TASK INSTRUCTIONS = Repeat every line exactly, keeping the pictures out of the copy.

(Stored data entries)
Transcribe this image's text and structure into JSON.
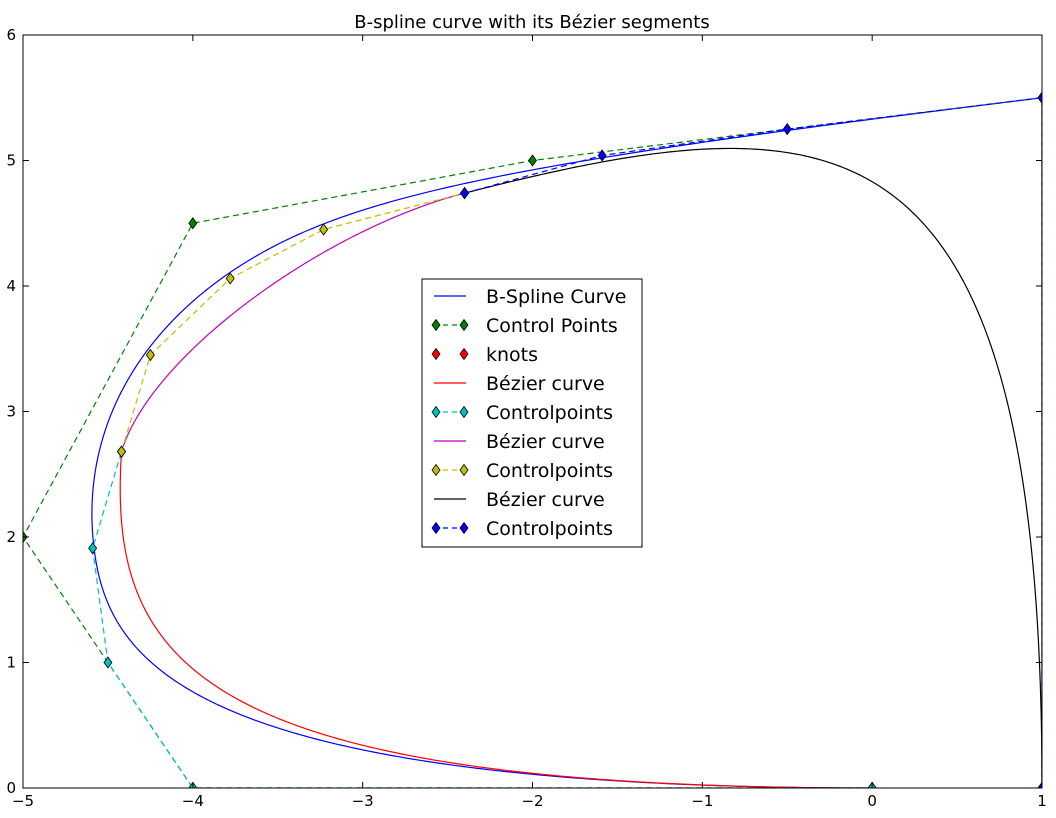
{
  "chart_data": {
    "type": "line",
    "title": "B-spline curve with its Bézier segments",
    "xlabel": "",
    "ylabel": "",
    "xlim": [
      -5,
      1
    ],
    "ylim": [
      0,
      6
    ],
    "xticks": [
      -5,
      -4,
      -3,
      -2,
      -1,
      0,
      1
    ],
    "yticks": [
      0,
      1,
      2,
      3,
      4,
      5,
      6
    ],
    "xtick_labels": [
      "−5",
      "−4",
      "−3",
      "−2",
      "−1",
      "0",
      "1"
    ],
    "ytick_labels": [
      "0",
      "1",
      "2",
      "3",
      "4",
      "5",
      "6"
    ],
    "grid": false,
    "legend_position": "center",
    "colors": {
      "blue": "#0000ff",
      "green": "#008000",
      "red": "#ff0000",
      "cyan": "#00bfbf",
      "magenta": "#bf00bf",
      "yellow": "#bfbf00",
      "black": "#000000"
    },
    "series": [
      {
        "name": "B-Spline Curve",
        "kind": "bspline",
        "color": "#0000ff",
        "style": "solid",
        "degree": 3,
        "control_points": [
          [
            0,
            0
          ],
          [
            -4,
            0
          ],
          [
            -5,
            2
          ],
          [
            -4,
            4.5
          ],
          [
            -2,
            5
          ],
          [
            1,
            5.5
          ],
          [
            1,
            0
          ]
        ],
        "knots": [
          0,
          0,
          0,
          0,
          0.33,
          0.67,
          1,
          1,
          1,
          1
        ]
      },
      {
        "name": "Control Points",
        "kind": "polyline",
        "color": "#008000",
        "style": "dashed",
        "marker": "diamond",
        "points": [
          [
            0,
            0
          ],
          [
            -4,
            0
          ],
          [
            -5,
            2
          ],
          [
            -4,
            4.5
          ],
          [
            -2,
            5
          ],
          [
            1,
            5.5
          ],
          [
            1,
            0
          ]
        ]
      },
      {
        "name": "knots",
        "kind": "markers",
        "color": "#ff0000",
        "marker": "diamond",
        "points": [
          [
            0,
            0
          ],
          [
            -4.42,
            2.68
          ],
          [
            -2.4,
            4.74
          ],
          [
            1,
            0
          ]
        ]
      },
      {
        "name": "Bézier curve",
        "kind": "bezier",
        "color": "#ff0000",
        "style": "solid",
        "control_points": [
          [
            0,
            0
          ],
          [
            -4,
            0
          ],
          [
            -4.5,
            1
          ],
          [
            -4.42,
            2.68
          ]
        ]
      },
      {
        "name": "Controlpoints",
        "kind": "polyline",
        "color": "#00bfbf",
        "style": "dashed",
        "marker": "diamond",
        "points": [
          [
            0,
            0
          ],
          [
            -4,
            0
          ],
          [
            -4.5,
            1
          ],
          [
            -4.59,
            1.91
          ],
          [
            -4.42,
            2.68
          ]
        ]
      },
      {
        "name": "Bézier curve",
        "kind": "bezier",
        "color": "#bf00bf",
        "style": "solid",
        "control_points": [
          [
            -4.42,
            2.68
          ],
          [
            -4.25,
            3.45
          ],
          [
            -3.23,
            4.45
          ],
          [
            -2.4,
            4.74
          ]
        ]
      },
      {
        "name": "Controlpoints",
        "kind": "polyline",
        "color": "#bfbf00",
        "style": "dashed",
        "marker": "diamond",
        "points": [
          [
            -4.42,
            2.68
          ],
          [
            -4.25,
            3.45
          ],
          [
            -3.78,
            4.06
          ],
          [
            -3.23,
            4.45
          ],
          [
            -2.4,
            4.74
          ]
        ]
      },
      {
        "name": "Bézier curve",
        "kind": "bezier",
        "color": "#000000",
        "style": "solid",
        "control_points": [
          [
            -2.4,
            4.74
          ],
          [
            -0.2,
            5.5
          ],
          [
            1,
            5.5
          ],
          [
            1,
            0
          ]
        ]
      },
      {
        "name": "Controlpoints",
        "kind": "polyline",
        "color": "#0000ff",
        "style": "dashed",
        "marker": "diamond",
        "points": [
          [
            -2.4,
            4.74
          ],
          [
            -1.59,
            5.04
          ],
          [
            -0.5,
            5.25
          ],
          [
            1,
            5.5
          ],
          [
            1,
            0
          ]
        ]
      }
    ]
  }
}
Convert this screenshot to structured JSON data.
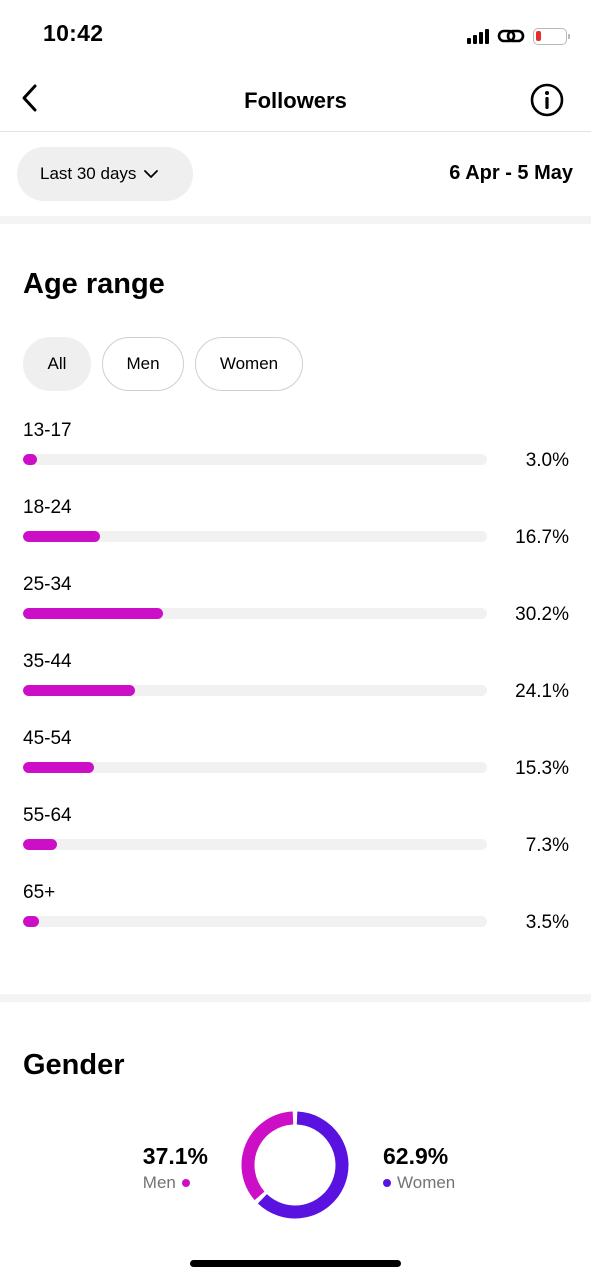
{
  "status_bar": {
    "time": "10:42"
  },
  "nav": {
    "title": "Followers"
  },
  "filter": {
    "range_label": "Last 30 days",
    "date_range": "6 Apr - 5 May"
  },
  "age": {
    "title": "Age range",
    "tabs": [
      {
        "label": "All",
        "selected": true
      },
      {
        "label": "Men",
        "selected": false
      },
      {
        "label": "Women",
        "selected": false
      }
    ],
    "rows": [
      {
        "label": "13-17",
        "percent_text": "3.0%",
        "fill_fraction": 0.03
      },
      {
        "label": "18-24",
        "percent_text": "16.7%",
        "fill_fraction": 0.167
      },
      {
        "label": "25-34",
        "percent_text": "30.2%",
        "fill_fraction": 0.302
      },
      {
        "label": "35-44",
        "percent_text": "24.1%",
        "fill_fraction": 0.241
      },
      {
        "label": "45-54",
        "percent_text": "15.3%",
        "fill_fraction": 0.153
      },
      {
        "label": "55-64",
        "percent_text": "7.3%",
        "fill_fraction": 0.073
      },
      {
        "label": "65+",
        "percent_text": "3.5%",
        "fill_fraction": 0.035
      }
    ]
  },
  "gender": {
    "title": "Gender",
    "men": {
      "percent_text": "37.1%",
      "label": "Men",
      "value": 37.1
    },
    "women": {
      "percent_text": "62.9%",
      "label": "Women",
      "value": 62.9
    }
  },
  "colors": {
    "men": "#cc0fc6",
    "women": "#5a12e0",
    "track": "#f1f1f2"
  }
}
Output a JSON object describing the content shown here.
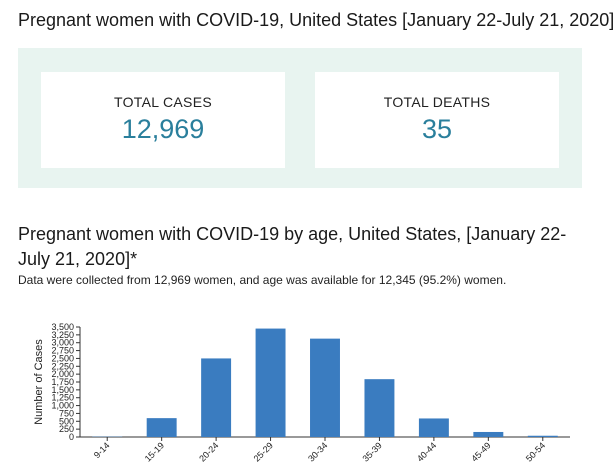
{
  "header": {
    "title": "Pregnant women with COVID-19, United States [January 22-July 21, 2020]"
  },
  "summary": {
    "cases_label": "TOTAL CASES",
    "cases_value": "12,969",
    "deaths_label": "TOTAL DEATHS",
    "deaths_value": "35"
  },
  "section": {
    "title": "Pregnant women with COVID-19 by age, United States, [January 22-July 21, 2020]*",
    "note": "Data were collected from 12,969 women, and age was available for 12,345 (95.2%) women."
  },
  "colors": {
    "bar": "#3a7cc0",
    "accent": "#2a7f9c",
    "panel": "#e8f4f0"
  },
  "chart_data": {
    "type": "bar",
    "categories": [
      "9-14",
      "15-19",
      "20-24",
      "25-29",
      "30-34",
      "35-39",
      "40-44",
      "45-49",
      "50-54"
    ],
    "values": [
      10,
      600,
      2500,
      3450,
      3130,
      1840,
      590,
      160,
      40
    ],
    "xlabel": "",
    "ylabel": "Number of Cases",
    "ylim": [
      0,
      3500
    ],
    "yticks": [
      0,
      250,
      500,
      750,
      1000,
      1250,
      1500,
      1750,
      2000,
      2250,
      2500,
      2750,
      3000,
      3250,
      3500
    ],
    "ytick_labels": [
      "0",
      "250",
      "500",
      "750",
      "1,000",
      "1,250",
      "1,500",
      "1,750",
      "2,000",
      "2,250",
      "2,500",
      "2,750",
      "3,000",
      "3,250",
      "3,500"
    ],
    "grid": false,
    "legend": "none"
  }
}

ANSWER TO THIS EXERCISE =
Transcribe this image's text and structure into JSON.
{
  "chart_data": {
    "type": "line",
    "title": "B-spline curve with its Bézier segments",
    "xlabel": "",
    "ylabel": "",
    "xlim": [
      -5,
      1
    ],
    "ylim": [
      0,
      6
    ],
    "xticks": [
      -5,
      -4,
      -3,
      -2,
      -1,
      0,
      1
    ],
    "yticks": [
      0,
      1,
      2,
      3,
      4,
      5,
      6
    ],
    "xtick_labels": [
      "−5",
      "−4",
      "−3",
      "−2",
      "−1",
      "0",
      "1"
    ],
    "ytick_labels": [
      "0",
      "1",
      "2",
      "3",
      "4",
      "5",
      "6"
    ],
    "grid": false,
    "legend_position": "center",
    "colors": {
      "blue": "#0000ff",
      "green": "#008000",
      "red": "#ff0000",
      "cyan": "#00bfbf",
      "magenta": "#bf00bf",
      "yellow": "#bfbf00",
      "black": "#000000"
    },
    "series": [
      {
        "name": "B-Spline Curve",
        "kind": "bspline",
        "color": "#0000ff",
        "style": "solid",
        "degree": 3,
        "control_points": [
          [
            0,
            0
          ],
          [
            -4,
            0
          ],
          [
            -5,
            2
          ],
          [
            -4,
            4.5
          ],
          [
            -2,
            5
          ],
          [
            1,
            5.5
          ],
          [
            1,
            0
          ]
        ],
        "knots": [
          0,
          0,
          0,
          0,
          0.33,
          0.67,
          1,
          1,
          1,
          1
        ]
      },
      {
        "name": "Control Points",
        "kind": "polyline",
        "color": "#008000",
        "style": "dashed",
        "marker": "diamond",
        "points": [
          [
            0,
            0
          ],
          [
            -4,
            0
          ],
          [
            -5,
            2
          ],
          [
            -4,
            4.5
          ],
          [
            -2,
            5
          ],
          [
            1,
            5.5
          ],
          [
            1,
            0
          ]
        ]
      },
      {
        "name": "knots",
        "kind": "markers",
        "color": "#ff0000",
        "marker": "diamond",
        "points": [
          [
            0,
            0
          ],
          [
            -4.42,
            2.68
          ],
          [
            -2.4,
            4.74
          ],
          [
            1,
            0
          ]
        ]
      },
      {
        "name": "Bézier curve",
        "kind": "bezier",
        "color": "#ff0000",
        "style": "solid",
        "control_points": [
          [
            0,
            0
          ],
          [
            -4,
            0
          ],
          [
            -4.5,
            1
          ],
          [
            -4.42,
            2.68
          ]
        ]
      },
      {
        "name": "Controlpoints",
        "kind": "polyline",
        "color": "#00bfbf",
        "style": "dashed",
        "marker": "diamond",
        "points": [
          [
            0,
            0
          ],
          [
            -4,
            0
          ],
          [
            -4.5,
            1
          ],
          [
            -4.59,
            1.91
          ],
          [
            -4.42,
            2.68
          ]
        ]
      },
      {
        "name": "Bézier curve",
        "kind": "bezier",
        "color": "#bf00bf",
        "style": "solid",
        "control_points": [
          [
            -4.42,
            2.68
          ],
          [
            -4.25,
            3.45
          ],
          [
            -3.23,
            4.45
          ],
          [
            -2.4,
            4.74
          ]
        ]
      },
      {
        "name": "Controlpoints",
        "kind": "polyline",
        "color": "#bfbf00",
        "style": "dashed",
        "marker": "diamond",
        "points": [
          [
            -4.42,
            2.68
          ],
          [
            -4.25,
            3.45
          ],
          [
            -3.78,
            4.06
          ],
          [
            -3.23,
            4.45
          ],
          [
            -2.4,
            4.74
          ]
        ]
      },
      {
        "name": "Bézier curve",
        "kind": "bezier",
        "color": "#000000",
        "style": "solid",
        "control_points": [
          [
            -2.4,
            4.74
          ],
          [
            -0.2,
            5.5
          ],
          [
            1,
            5.5
          ],
          [
            1,
            0
          ]
        ]
      },
      {
        "name": "Controlpoints",
        "kind": "polyline",
        "color": "#0000ff",
        "style": "dashed",
        "marker": "diamond",
        "points": [
          [
            -2.4,
            4.74
          ],
          [
            -1.59,
            5.04
          ],
          [
            -0.5,
            5.25
          ],
          [
            1,
            5.5
          ],
          [
            1,
            0
          ]
        ]
      }
    ]
  }
}
Convert this screenshot to structured JSON data.
{
  "status_bar": {
    "time": "10:42"
  },
  "nav": {
    "title": "Followers"
  },
  "filter": {
    "range_label": "Last 30 days",
    "date_range": "6 Apr - 5 May"
  },
  "age": {
    "title": "Age range",
    "tabs": [
      {
        "label": "All",
        "selected": true
      },
      {
        "label": "Men",
        "selected": false
      },
      {
        "label": "Women",
        "selected": false
      }
    ],
    "rows": [
      {
        "label": "13-17",
        "percent_text": "3.0%",
        "fill_fraction": 0.03
      },
      {
        "label": "18-24",
        "percent_text": "16.7%",
        "fill_fraction": 0.167
      },
      {
        "label": "25-34",
        "percent_text": "30.2%",
        "fill_fraction": 0.302
      },
      {
        "label": "35-44",
        "percent_text": "24.1%",
        "fill_fraction": 0.241
      },
      {
        "label": "45-54",
        "percent_text": "15.3%",
        "fill_fraction": 0.153
      },
      {
        "label": "55-64",
        "percent_text": "7.3%",
        "fill_fraction": 0.073
      },
      {
        "label": "65+",
        "percent_text": "3.5%",
        "fill_fraction": 0.035
      }
    ]
  },
  "gender": {
    "title": "Gender",
    "men": {
      "percent_text": "37.1%",
      "label": "Men",
      "value": 37.1
    },
    "women": {
      "percent_text": "62.9%",
      "label": "Women",
      "value": 62.9
    }
  },
  "colors": {
    "men": "#cc0fc6",
    "women": "#5a12e0",
    "track": "#f1f1f2"
  }
}
Output a JSON object describing the content shown here.
{
  "header": {
    "title": "Pregnant women with COVID-19, United States [January 22-July 21, 2020]"
  },
  "summary": {
    "cases_label": "TOTAL CASES",
    "cases_value": "12,969",
    "deaths_label": "TOTAL DEATHS",
    "deaths_value": "35"
  },
  "section": {
    "title": "Pregnant women with COVID-19 by age, United States, [January 22-July 21, 2020]*",
    "note": "Data were collected from 12,969 women, and age was available for 12,345 (95.2%) women."
  },
  "colors": {
    "bar": "#3a7cc0",
    "accent": "#2a7f9c",
    "panel": "#e8f4f0"
  },
  "chart_data": {
    "type": "bar",
    "categories": [
      "9-14",
      "15-19",
      "20-24",
      "25-29",
      "30-34",
      "35-39",
      "40-44",
      "45-49",
      "50-54"
    ],
    "values": [
      10,
      600,
      2500,
      3450,
      3130,
      1840,
      590,
      160,
      40
    ],
    "xlabel": "",
    "ylabel": "Number of Cases",
    "ylim": [
      0,
      3500
    ],
    "yticks": [
      0,
      250,
      500,
      750,
      1000,
      1250,
      1500,
      1750,
      2000,
      2250,
      2500,
      2750,
      3000,
      3250,
      3500
    ],
    "ytick_labels": [
      "0",
      "250",
      "500",
      "750",
      "1,000",
      "1,250",
      "1,500",
      "1,750",
      "2,000",
      "2,250",
      "2,500",
      "2,750",
      "3,000",
      "3,250",
      "3,500"
    ],
    "grid": false,
    "legend": "none"
  }
}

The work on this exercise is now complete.